INSTRUCTIONS FOR THE TASK:
Return the records that follow, matching each one exactly.

RECORDS TO USE:

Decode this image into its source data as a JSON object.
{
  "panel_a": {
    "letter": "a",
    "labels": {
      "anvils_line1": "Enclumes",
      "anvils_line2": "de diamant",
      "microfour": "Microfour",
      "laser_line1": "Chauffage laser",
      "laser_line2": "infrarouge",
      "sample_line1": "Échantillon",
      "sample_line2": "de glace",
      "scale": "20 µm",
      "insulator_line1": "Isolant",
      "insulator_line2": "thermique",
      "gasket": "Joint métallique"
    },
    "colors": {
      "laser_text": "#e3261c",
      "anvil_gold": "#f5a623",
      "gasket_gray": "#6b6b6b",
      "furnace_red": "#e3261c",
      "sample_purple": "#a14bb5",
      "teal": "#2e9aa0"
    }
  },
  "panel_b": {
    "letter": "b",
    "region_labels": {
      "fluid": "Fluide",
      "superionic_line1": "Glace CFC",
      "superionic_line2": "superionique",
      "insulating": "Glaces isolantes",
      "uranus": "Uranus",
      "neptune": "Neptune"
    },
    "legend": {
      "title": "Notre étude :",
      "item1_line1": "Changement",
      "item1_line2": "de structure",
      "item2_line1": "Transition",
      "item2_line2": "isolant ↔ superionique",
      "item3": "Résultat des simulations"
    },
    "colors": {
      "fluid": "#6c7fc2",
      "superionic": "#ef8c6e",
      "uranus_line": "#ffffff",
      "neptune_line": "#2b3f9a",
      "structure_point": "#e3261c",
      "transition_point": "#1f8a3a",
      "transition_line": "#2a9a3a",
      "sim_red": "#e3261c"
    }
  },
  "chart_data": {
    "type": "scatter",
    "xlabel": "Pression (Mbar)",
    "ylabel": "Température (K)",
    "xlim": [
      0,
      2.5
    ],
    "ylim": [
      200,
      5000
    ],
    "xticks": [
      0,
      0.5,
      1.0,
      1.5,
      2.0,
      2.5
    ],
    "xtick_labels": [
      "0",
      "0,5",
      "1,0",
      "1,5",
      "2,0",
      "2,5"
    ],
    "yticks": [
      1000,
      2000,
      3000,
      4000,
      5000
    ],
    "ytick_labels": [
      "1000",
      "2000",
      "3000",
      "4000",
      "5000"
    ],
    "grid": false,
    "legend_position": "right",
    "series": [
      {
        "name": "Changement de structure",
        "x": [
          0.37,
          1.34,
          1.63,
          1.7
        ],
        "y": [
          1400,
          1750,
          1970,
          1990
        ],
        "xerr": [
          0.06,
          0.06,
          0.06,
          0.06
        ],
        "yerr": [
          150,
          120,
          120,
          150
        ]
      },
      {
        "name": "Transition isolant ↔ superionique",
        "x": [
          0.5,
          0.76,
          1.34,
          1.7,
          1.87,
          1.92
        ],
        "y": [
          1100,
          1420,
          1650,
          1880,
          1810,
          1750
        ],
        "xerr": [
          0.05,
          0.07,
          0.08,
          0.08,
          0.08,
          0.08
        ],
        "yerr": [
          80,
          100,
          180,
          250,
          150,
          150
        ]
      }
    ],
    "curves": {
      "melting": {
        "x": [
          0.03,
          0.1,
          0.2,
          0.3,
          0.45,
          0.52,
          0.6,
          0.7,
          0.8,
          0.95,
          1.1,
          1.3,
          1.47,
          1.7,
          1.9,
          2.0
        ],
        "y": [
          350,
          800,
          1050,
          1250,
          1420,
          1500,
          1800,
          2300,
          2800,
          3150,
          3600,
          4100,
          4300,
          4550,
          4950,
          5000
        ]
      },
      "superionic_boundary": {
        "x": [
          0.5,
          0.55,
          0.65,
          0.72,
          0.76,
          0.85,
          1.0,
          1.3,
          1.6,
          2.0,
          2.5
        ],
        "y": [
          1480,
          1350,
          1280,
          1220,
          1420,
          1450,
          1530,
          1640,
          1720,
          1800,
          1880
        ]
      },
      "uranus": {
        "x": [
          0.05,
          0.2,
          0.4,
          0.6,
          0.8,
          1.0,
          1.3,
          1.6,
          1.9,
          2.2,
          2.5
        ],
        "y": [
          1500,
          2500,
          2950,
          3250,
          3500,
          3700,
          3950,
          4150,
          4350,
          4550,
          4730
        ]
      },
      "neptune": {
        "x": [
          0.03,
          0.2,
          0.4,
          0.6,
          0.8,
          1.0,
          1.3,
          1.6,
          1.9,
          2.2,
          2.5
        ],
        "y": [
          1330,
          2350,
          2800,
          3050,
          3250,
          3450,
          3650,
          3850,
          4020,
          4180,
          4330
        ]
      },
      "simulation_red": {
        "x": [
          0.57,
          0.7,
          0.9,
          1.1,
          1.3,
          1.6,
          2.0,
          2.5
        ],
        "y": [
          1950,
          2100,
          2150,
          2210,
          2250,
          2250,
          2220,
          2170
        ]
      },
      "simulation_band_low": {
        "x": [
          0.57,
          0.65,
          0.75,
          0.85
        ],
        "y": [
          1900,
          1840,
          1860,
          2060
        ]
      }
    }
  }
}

TASK RESULT:
Decode this image into its source data as a JSON object.
{
  "panel_a": {
    "letter": "a",
    "labels": {
      "anvils_line1": "Enclumes",
      "anvils_line2": "de diamant",
      "microfour": "Microfour",
      "laser_line1": "Chauffage laser",
      "laser_line2": "infrarouge",
      "sample_line1": "Échantillon",
      "sample_line2": "de glace",
      "scale": "20 µm",
      "insulator_line1": "Isolant",
      "insulator_line2": "thermique",
      "gasket": "Joint métallique"
    },
    "colors": {
      "laser_text": "#e3261c",
      "anvil_gold": "#f5a623",
      "gasket_gray": "#6b6b6b",
      "furnace_red": "#e3261c",
      "sample_purple": "#a14bb5",
      "teal": "#2e9aa0"
    }
  },
  "panel_b": {
    "letter": "b",
    "region_labels": {
      "fluid": "Fluide",
      "superionic_line1": "Glace CFC",
      "superionic_line2": "superionique",
      "insulating": "Glaces isolantes",
      "uranus": "Uranus",
      "neptune": "Neptune"
    },
    "legend": {
      "title": "Notre étude :",
      "item1_line1": "Changement",
      "item1_line2": "de structure",
      "item2_line1": "Transition",
      "item2_line2": "isolant ↔ superionique",
      "item3": "Résultat des simulations"
    },
    "colors": {
      "fluid": "#6c7fc2",
      "superionic": "#ef8c6e",
      "uranus_line": "#ffffff",
      "neptune_line": "#2b3f9a",
      "structure_point": "#e3261c",
      "transition_point": "#1f8a3a",
      "transition_line": "#2a9a3a",
      "sim_red": "#e3261c"
    }
  },
  "chart_data": {
    "type": "scatter",
    "xlabel": "Pression (Mbar)",
    "ylabel": "Température (K)",
    "xlim": [
      0,
      2.5
    ],
    "ylim": [
      200,
      5000
    ],
    "xticks": [
      0,
      0.5,
      1.0,
      1.5,
      2.0,
      2.5
    ],
    "xtick_labels": [
      "0",
      "0,5",
      "1,0",
      "1,5",
      "2,0",
      "2,5"
    ],
    "yticks": [
      1000,
      2000,
      3000,
      4000,
      5000
    ],
    "ytick_labels": [
      "1000",
      "2000",
      "3000",
      "4000",
      "5000"
    ],
    "grid": false,
    "legend_position": "right",
    "series": [
      {
        "name": "Changement de structure",
        "x": [
          0.37,
          1.34,
          1.63,
          1.7
        ],
        "y": [
          1400,
          1750,
          1970,
          1990
        ],
        "xerr": [
          0.06,
          0.06,
          0.06,
          0.06
        ],
        "yerr": [
          150,
          120,
          120,
          150
        ]
      },
      {
        "name": "Transition isolant ↔ superionique",
        "x": [
          0.5,
          0.76,
          1.34,
          1.7,
          1.87,
          1.92
        ],
        "y": [
          1100,
          1420,
          1650,
          1880,
          1810,
          1750
        ],
        "xerr": [
          0.05,
          0.07,
          0.08,
          0.08,
          0.08,
          0.08
        ],
        "yerr": [
          80,
          100,
          180,
          250,
          150,
          150
        ]
      }
    ],
    "curves": {
      "melting": {
        "x": [
          0.03,
          0.1,
          0.2,
          0.3,
          0.45,
          0.52,
          0.6,
          0.7,
          0.8,
          0.95,
          1.1,
          1.3,
          1.47,
          1.7,
          1.9,
          2.0
        ],
        "y": [
          350,
          800,
          1050,
          1250,
          1420,
          1500,
          1800,
          2300,
          2800,
          3150,
          3600,
          4100,
          4300,
          4550,
          4950,
          5000
        ]
      },
      "superionic_boundary": {
        "x": [
          0.5,
          0.55,
          0.65,
          0.72,
          0.76,
          0.85,
          1.0,
          1.3,
          1.6,
          2.0,
          2.5
        ],
        "y": [
          1480,
          1350,
          1280,
          1220,
          1420,
          1450,
          1530,
          1640,
          1720,
          1800,
          1880
        ]
      },
      "uranus": {
        "x": [
          0.05,
          0.2,
          0.4,
          0.6,
          0.8,
          1.0,
          1.3,
          1.6,
          1.9,
          2.2,
          2.5
        ],
        "y": [
          1500,
          2500,
          2950,
          3250,
          3500,
          3700,
          3950,
          4150,
          4350,
          4550,
          4730
        ]
      },
      "neptune": {
        "x": [
          0.03,
          0.2,
          0.4,
          0.6,
          0.8,
          1.0,
          1.3,
          1.6,
          1.9,
          2.2,
          2.5
        ],
        "y": [
          1330,
          2350,
          2800,
          3050,
          3250,
          3450,
          3650,
          3850,
          4020,
          4180,
          4330
        ]
      },
      "simulation_red": {
        "x": [
          0.57,
          0.7,
          0.9,
          1.1,
          1.3,
          1.6,
          2.0,
          2.5
        ],
        "y": [
          1950,
          2100,
          2150,
          2210,
          2250,
          2250,
          2220,
          2170
        ]
      },
      "simulation_band_low": {
        "x": [
          0.57,
          0.65,
          0.75,
          0.85
        ],
        "y": [
          1900,
          1840,
          1860,
          2060
        ]
      }
    }
  }
}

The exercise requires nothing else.